Stored data
* * *
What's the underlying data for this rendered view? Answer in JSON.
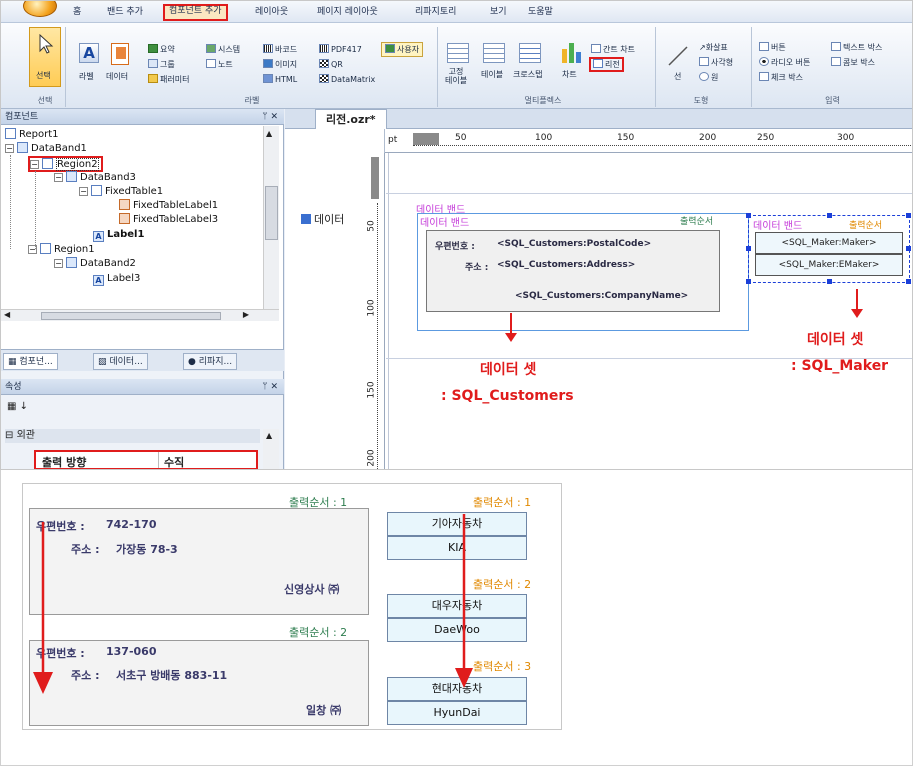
{
  "menu": {
    "items": [
      "홈",
      "밴드 추가",
      "컴포넌트 추가",
      "레이아웃",
      "페이지 레이아웃",
      "리파지토리",
      "보기",
      "도움말"
    ]
  },
  "ribbon": {
    "select": "선택",
    "label": "라벨",
    "data": "데이터",
    "summary": "요약",
    "group": "그룹",
    "parameter": "패러미터",
    "system": "시스템",
    "note": "노트",
    "image": "이미지",
    "html": "HTML",
    "barcode": "바코드",
    "pdf417": "PDF417",
    "qr": "QR",
    "datamatrix": "DataMatrix",
    "user": "사용자",
    "fixed_table": "고정\n테이블",
    "table": "테이블",
    "crosstab": "크로스탭",
    "chart": "차트",
    "gantt": "간트 차트",
    "region": "리전",
    "line": "선",
    "arrow": "화살표",
    "rect": "사각형",
    "circle": "원",
    "button": "버튼",
    "radio": "라디오 버튼",
    "checkbox": "체크 박스",
    "textbox": "텍스트 박스",
    "combobox": "콤보 박스",
    "groups": {
      "select": "선택",
      "label": "라벨",
      "multi": "멀티플렉스",
      "shape": "도형",
      "input": "입력"
    }
  },
  "components_panel": {
    "title": "컴포넌트",
    "pin": "ᛘ ✕",
    "tree": [
      {
        "label": "Report1",
        "level": 0
      },
      {
        "label": "DataBand1",
        "level": 0
      },
      {
        "label": "Region2",
        "level": 1
      },
      {
        "label": "DataBand3",
        "level": 2
      },
      {
        "label": "FixedTable1",
        "level": 3
      },
      {
        "label": "FixedTableLabel1",
        "level": 4
      },
      {
        "label": "FixedTableLabel3",
        "level": 4
      },
      {
        "label": "Label1",
        "level": 3
      },
      {
        "label": "Region1",
        "level": 1
      },
      {
        "label": "DataBand2",
        "level": 2
      },
      {
        "label": "Label3",
        "level": 3
      }
    ],
    "tabs": [
      "컴포넌...",
      "데이터...",
      "리파지..."
    ]
  },
  "properties_panel": {
    "title": "속성",
    "category": "외관",
    "prop_name": "출력 방향",
    "prop_value": "수직"
  },
  "designer": {
    "doc_tab": "리전.ozr*",
    "unit": "pt",
    "ruler_h": [
      "50",
      "100",
      "150",
      "200",
      "250",
      "300"
    ],
    "ruler_v": [
      "50",
      "100",
      "150",
      "200"
    ],
    "band_name": "데이터",
    "outer_band": "데이터 밴드",
    "inner_band": "데이터 밴드",
    "order_label": "출력순서",
    "postal_label": "우편번호 :",
    "postal_field": "<SQL_Customers:PostalCode>",
    "address_label": "주소 :",
    "address_field": "<SQL_Customers:Address>",
    "company_field": "<SQL_Customers:CompanyName>",
    "right_band": "데이터 밴드",
    "right_order": "출력순서",
    "maker_field": "<SQL_Maker:Maker>",
    "emaker_field": "<SQL_Maker:EMaker>"
  },
  "annotations": {
    "dataset_title": "데이터 셋",
    "dataset_customers": ": SQL_Customers",
    "dataset_maker_title": "데이터 셋",
    "dataset_maker": ": SQL_Maker"
  },
  "preview": {
    "customers": [
      {
        "order": "출력순서 : 1",
        "postal_label": "우편번호 :",
        "postal": "742-170",
        "address_label": "주소 :",
        "address": "가장동 78-3",
        "company": "신영상사 ㈜"
      },
      {
        "order": "출력순서 : 2",
        "postal_label": "우편번호 :",
        "postal": "137-060",
        "address_label": "주소 :",
        "address": "서초구 방배동 883-11",
        "company": "일창 ㈜"
      }
    ],
    "makers": [
      {
        "order": "출력순서 : 1",
        "name": "기아자동차",
        "ename": "KIA"
      },
      {
        "order": "출력순서 : 2",
        "name": "대우자동차",
        "ename": "DaeWoo"
      },
      {
        "order": "출력순서 : 3",
        "name": "현대자동차",
        "ename": "HyunDai"
      }
    ]
  }
}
* * *
-- Exercise directions --
Wherever "출력순서" shows up in a line, copy that line.

-- Response below --
    "order_label": "출력순서",
    "right_order": "출력순서",
        "order": "출력순서 : 1",
        "order": "출력순서 : 2",
        "order": "출력순서 : 1",
        "order": "출력순서 : 2",
        "order": "출력순서 : 3",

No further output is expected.